**Exercise inputs**
* START *
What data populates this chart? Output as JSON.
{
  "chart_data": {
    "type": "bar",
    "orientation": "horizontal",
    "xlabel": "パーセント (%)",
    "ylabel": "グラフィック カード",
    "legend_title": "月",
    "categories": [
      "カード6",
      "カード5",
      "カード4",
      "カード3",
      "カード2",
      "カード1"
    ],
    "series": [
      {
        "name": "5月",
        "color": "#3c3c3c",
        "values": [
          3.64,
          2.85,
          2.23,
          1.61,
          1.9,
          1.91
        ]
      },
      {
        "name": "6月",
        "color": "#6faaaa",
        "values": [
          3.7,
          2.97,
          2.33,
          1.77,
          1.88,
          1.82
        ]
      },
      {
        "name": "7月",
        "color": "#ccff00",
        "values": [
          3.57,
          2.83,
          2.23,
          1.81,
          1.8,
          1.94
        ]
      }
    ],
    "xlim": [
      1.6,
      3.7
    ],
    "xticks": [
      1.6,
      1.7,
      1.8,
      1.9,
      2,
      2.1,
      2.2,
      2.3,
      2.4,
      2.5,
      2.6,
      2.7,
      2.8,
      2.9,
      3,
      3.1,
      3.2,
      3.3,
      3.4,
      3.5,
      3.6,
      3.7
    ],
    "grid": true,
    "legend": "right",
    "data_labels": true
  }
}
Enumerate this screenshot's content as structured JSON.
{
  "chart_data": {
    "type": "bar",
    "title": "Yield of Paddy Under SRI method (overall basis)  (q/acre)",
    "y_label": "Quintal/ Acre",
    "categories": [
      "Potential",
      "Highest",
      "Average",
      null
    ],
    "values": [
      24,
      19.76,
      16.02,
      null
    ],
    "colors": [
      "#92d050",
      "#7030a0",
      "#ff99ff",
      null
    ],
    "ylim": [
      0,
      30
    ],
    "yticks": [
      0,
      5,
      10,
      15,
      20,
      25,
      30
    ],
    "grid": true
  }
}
* END *
Restate the listing above word for word.

What data populates this chart? Output as JSON.
{
  "chart_data": {
    "type": "bar",
    "orientation": "horizontal",
    "xlabel": "パーセント (%)",
    "ylabel": "グラフィック カード",
    "legend_title": "月",
    "categories": [
      "カード6",
      "カード5",
      "カード4",
      "カード3",
      "カード2",
      "カード1"
    ],
    "series": [
      {
        "name": "5月",
        "color": "#3c3c3c",
        "values": [
          3.64,
          2.85,
          2.23,
          1.61,
          1.9,
          1.91
        ]
      },
      {
        "name": "6月",
        "color": "#6faaaa",
        "values": [
          3.7,
          2.97,
          2.33,
          1.77,
          1.88,
          1.82
        ]
      },
      {
        "name": "7月",
        "color": "#ccff00",
        "values": [
          3.57,
          2.83,
          2.23,
          1.81,
          1.8,
          1.94
        ]
      }
    ],
    "xlim": [
      1.6,
      3.7
    ],
    "xticks": [
      1.6,
      1.7,
      1.8,
      1.9,
      2,
      2.1,
      2.2,
      2.3,
      2.4,
      2.5,
      2.6,
      2.7,
      2.8,
      2.9,
      3,
      3.1,
      3.2,
      3.3,
      3.4,
      3.5,
      3.6,
      3.7
    ],
    "grid": true,
    "legend": "right",
    "data_labels": true
  }
}
Enumerate this screenshot's content as structured JSON.
{
  "chart_data": {
    "type": "bar",
    "title": "Yield of Paddy Under SRI method (overall basis)  (q/acre)",
    "y_label": "Quintal/ Acre",
    "categories": [
      "Potential",
      "Highest",
      "Average",
      null
    ],
    "values": [
      24,
      19.76,
      16.02,
      null
    ],
    "colors": [
      "#92d050",
      "#7030a0",
      "#ff99ff",
      null
    ],
    "ylim": [
      0,
      30
    ],
    "yticks": [
      0,
      5,
      10,
      15,
      20,
      25,
      30
    ],
    "grid": true
  }
}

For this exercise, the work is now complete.